Here are some records; quote them exactly, leaving out the pictures.

━━━ MATERIAL FOR THE TASK ━━━

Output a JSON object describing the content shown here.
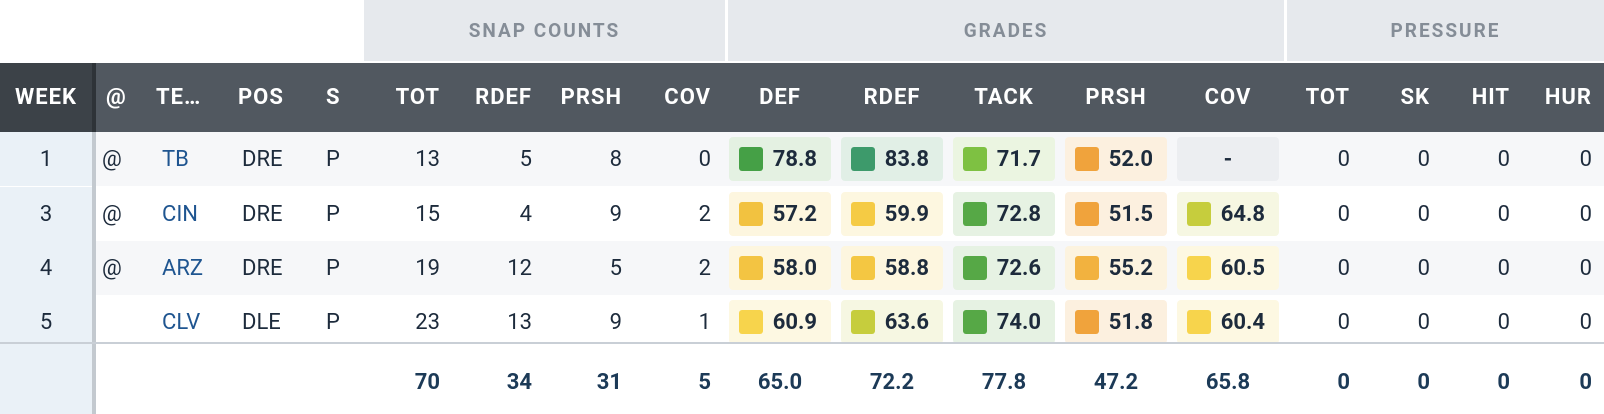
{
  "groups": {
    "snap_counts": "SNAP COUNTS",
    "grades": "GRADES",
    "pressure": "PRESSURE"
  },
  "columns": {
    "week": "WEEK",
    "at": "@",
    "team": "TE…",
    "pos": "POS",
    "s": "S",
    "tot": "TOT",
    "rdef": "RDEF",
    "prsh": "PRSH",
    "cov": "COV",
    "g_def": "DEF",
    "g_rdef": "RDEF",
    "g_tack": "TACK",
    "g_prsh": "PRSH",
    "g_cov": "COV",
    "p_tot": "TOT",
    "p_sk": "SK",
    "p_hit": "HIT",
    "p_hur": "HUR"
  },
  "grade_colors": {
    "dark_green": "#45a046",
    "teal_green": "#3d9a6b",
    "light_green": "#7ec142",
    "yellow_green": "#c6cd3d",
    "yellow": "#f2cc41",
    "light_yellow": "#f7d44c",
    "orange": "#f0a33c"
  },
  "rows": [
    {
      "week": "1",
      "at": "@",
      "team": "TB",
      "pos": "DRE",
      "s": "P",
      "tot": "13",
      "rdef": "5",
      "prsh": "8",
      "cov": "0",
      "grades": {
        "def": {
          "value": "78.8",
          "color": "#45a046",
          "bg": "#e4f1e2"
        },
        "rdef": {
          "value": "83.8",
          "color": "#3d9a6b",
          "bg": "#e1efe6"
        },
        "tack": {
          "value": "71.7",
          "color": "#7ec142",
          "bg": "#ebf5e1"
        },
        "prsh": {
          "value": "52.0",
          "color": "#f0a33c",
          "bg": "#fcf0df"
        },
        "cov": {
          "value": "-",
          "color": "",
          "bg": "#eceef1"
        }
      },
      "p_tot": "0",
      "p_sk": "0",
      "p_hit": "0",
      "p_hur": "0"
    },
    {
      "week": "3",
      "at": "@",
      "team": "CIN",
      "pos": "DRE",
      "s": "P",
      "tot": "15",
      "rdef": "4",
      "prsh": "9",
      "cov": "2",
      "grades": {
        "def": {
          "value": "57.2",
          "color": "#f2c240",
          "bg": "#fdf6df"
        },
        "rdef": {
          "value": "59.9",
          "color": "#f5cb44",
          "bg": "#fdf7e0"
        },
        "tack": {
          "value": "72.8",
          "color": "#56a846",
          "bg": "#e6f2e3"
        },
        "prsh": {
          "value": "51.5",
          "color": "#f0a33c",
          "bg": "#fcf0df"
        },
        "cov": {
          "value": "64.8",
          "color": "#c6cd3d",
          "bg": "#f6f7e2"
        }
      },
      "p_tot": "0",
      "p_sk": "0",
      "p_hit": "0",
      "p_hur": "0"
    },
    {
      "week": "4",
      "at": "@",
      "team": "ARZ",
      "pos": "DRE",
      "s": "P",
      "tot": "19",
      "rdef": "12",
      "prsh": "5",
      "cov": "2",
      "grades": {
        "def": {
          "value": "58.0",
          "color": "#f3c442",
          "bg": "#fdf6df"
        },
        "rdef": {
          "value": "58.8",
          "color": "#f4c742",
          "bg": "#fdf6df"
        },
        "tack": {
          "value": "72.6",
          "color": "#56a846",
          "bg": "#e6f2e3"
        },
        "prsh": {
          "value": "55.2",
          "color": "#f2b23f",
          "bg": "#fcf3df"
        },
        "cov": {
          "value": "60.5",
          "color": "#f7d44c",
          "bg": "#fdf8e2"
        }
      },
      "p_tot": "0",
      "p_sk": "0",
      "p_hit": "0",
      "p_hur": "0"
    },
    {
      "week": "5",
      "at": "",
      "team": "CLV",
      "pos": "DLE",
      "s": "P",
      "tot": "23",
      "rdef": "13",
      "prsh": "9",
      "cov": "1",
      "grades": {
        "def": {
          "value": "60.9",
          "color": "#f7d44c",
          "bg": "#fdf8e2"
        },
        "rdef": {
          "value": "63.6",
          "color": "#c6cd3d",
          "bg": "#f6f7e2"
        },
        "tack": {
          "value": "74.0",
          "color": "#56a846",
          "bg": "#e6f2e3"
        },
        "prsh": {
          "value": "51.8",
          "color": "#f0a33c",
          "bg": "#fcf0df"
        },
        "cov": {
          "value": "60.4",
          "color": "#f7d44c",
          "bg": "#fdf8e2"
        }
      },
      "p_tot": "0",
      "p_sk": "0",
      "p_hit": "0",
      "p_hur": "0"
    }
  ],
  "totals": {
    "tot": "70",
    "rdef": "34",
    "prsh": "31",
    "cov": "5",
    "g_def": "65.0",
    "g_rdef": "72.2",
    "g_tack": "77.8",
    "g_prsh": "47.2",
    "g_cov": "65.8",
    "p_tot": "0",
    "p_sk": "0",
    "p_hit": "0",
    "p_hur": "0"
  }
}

━━━

- [ANSWER]
Output a JSON object describing the content shown here.
{
  "groups": {
    "snap_counts": "SNAP COUNTS",
    "grades": "GRADES",
    "pressure": "PRESSURE"
  },
  "columns": {
    "week": "WEEK",
    "at": "@",
    "team": "TE…",
    "pos": "POS",
    "s": "S",
    "tot": "TOT",
    "rdef": "RDEF",
    "prsh": "PRSH",
    "cov": "COV",
    "g_def": "DEF",
    "g_rdef": "RDEF",
    "g_tack": "TACK",
    "g_prsh": "PRSH",
    "g_cov": "COV",
    "p_tot": "TOT",
    "p_sk": "SK",
    "p_hit": "HIT",
    "p_hur": "HUR"
  },
  "grade_colors": {
    "dark_green": "#45a046",
    "teal_green": "#3d9a6b",
    "light_green": "#7ec142",
    "yellow_green": "#c6cd3d",
    "yellow": "#f2cc41",
    "light_yellow": "#f7d44c",
    "orange": "#f0a33c"
  },
  "rows": [
    {
      "week": "1",
      "at": "@",
      "team": "TB",
      "pos": "DRE",
      "s": "P",
      "tot": "13",
      "rdef": "5",
      "prsh": "8",
      "cov": "0",
      "grades": {
        "def": {
          "value": "78.8",
          "color": "#45a046",
          "bg": "#e4f1e2"
        },
        "rdef": {
          "value": "83.8",
          "color": "#3d9a6b",
          "bg": "#e1efe6"
        },
        "tack": {
          "value": "71.7",
          "color": "#7ec142",
          "bg": "#ebf5e1"
        },
        "prsh": {
          "value": "52.0",
          "color": "#f0a33c",
          "bg": "#fcf0df"
        },
        "cov": {
          "value": "-",
          "color": "",
          "bg": "#eceef1"
        }
      },
      "p_tot": "0",
      "p_sk": "0",
      "p_hit": "0",
      "p_hur": "0"
    },
    {
      "week": "3",
      "at": "@",
      "team": "CIN",
      "pos": "DRE",
      "s": "P",
      "tot": "15",
      "rdef": "4",
      "prsh": "9",
      "cov": "2",
      "grades": {
        "def": {
          "value": "57.2",
          "color": "#f2c240",
          "bg": "#fdf6df"
        },
        "rdef": {
          "value": "59.9",
          "color": "#f5cb44",
          "bg": "#fdf7e0"
        },
        "tack": {
          "value": "72.8",
          "color": "#56a846",
          "bg": "#e6f2e3"
        },
        "prsh": {
          "value": "51.5",
          "color": "#f0a33c",
          "bg": "#fcf0df"
        },
        "cov": {
          "value": "64.8",
          "color": "#c6cd3d",
          "bg": "#f6f7e2"
        }
      },
      "p_tot": "0",
      "p_sk": "0",
      "p_hit": "0",
      "p_hur": "0"
    },
    {
      "week": "4",
      "at": "@",
      "team": "ARZ",
      "pos": "DRE",
      "s": "P",
      "tot": "19",
      "rdef": "12",
      "prsh": "5",
      "cov": "2",
      "grades": {
        "def": {
          "value": "58.0",
          "color": "#f3c442",
          "bg": "#fdf6df"
        },
        "rdef": {
          "value": "58.8",
          "color": "#f4c742",
          "bg": "#fdf6df"
        },
        "tack": {
          "value": "72.6",
          "color": "#56a846",
          "bg": "#e6f2e3"
        },
        "prsh": {
          "value": "55.2",
          "color": "#f2b23f",
          "bg": "#fcf3df"
        },
        "cov": {
          "value": "60.5",
          "color": "#f7d44c",
          "bg": "#fdf8e2"
        }
      },
      "p_tot": "0",
      "p_sk": "0",
      "p_hit": "0",
      "p_hur": "0"
    },
    {
      "week": "5",
      "at": "",
      "team": "CLV",
      "pos": "DLE",
      "s": "P",
      "tot": "23",
      "rdef": "13",
      "prsh": "9",
      "cov": "1",
      "grades": {
        "def": {
          "value": "60.9",
          "color": "#f7d44c",
          "bg": "#fdf8e2"
        },
        "rdef": {
          "value": "63.6",
          "color": "#c6cd3d",
          "bg": "#f6f7e2"
        },
        "tack": {
          "value": "74.0",
          "color": "#56a846",
          "bg": "#e6f2e3"
        },
        "prsh": {
          "value": "51.8",
          "color": "#f0a33c",
          "bg": "#fcf0df"
        },
        "cov": {
          "value": "60.4",
          "color": "#f7d44c",
          "bg": "#fdf8e2"
        }
      },
      "p_tot": "0",
      "p_sk": "0",
      "p_hit": "0",
      "p_hur": "0"
    }
  ],
  "totals": {
    "tot": "70",
    "rdef": "34",
    "prsh": "31",
    "cov": "5",
    "g_def": "65.0",
    "g_rdef": "72.2",
    "g_tack": "77.8",
    "g_prsh": "47.2",
    "g_cov": "65.8",
    "p_tot": "0",
    "p_sk": "0",
    "p_hit": "0",
    "p_hur": "0"
  }
}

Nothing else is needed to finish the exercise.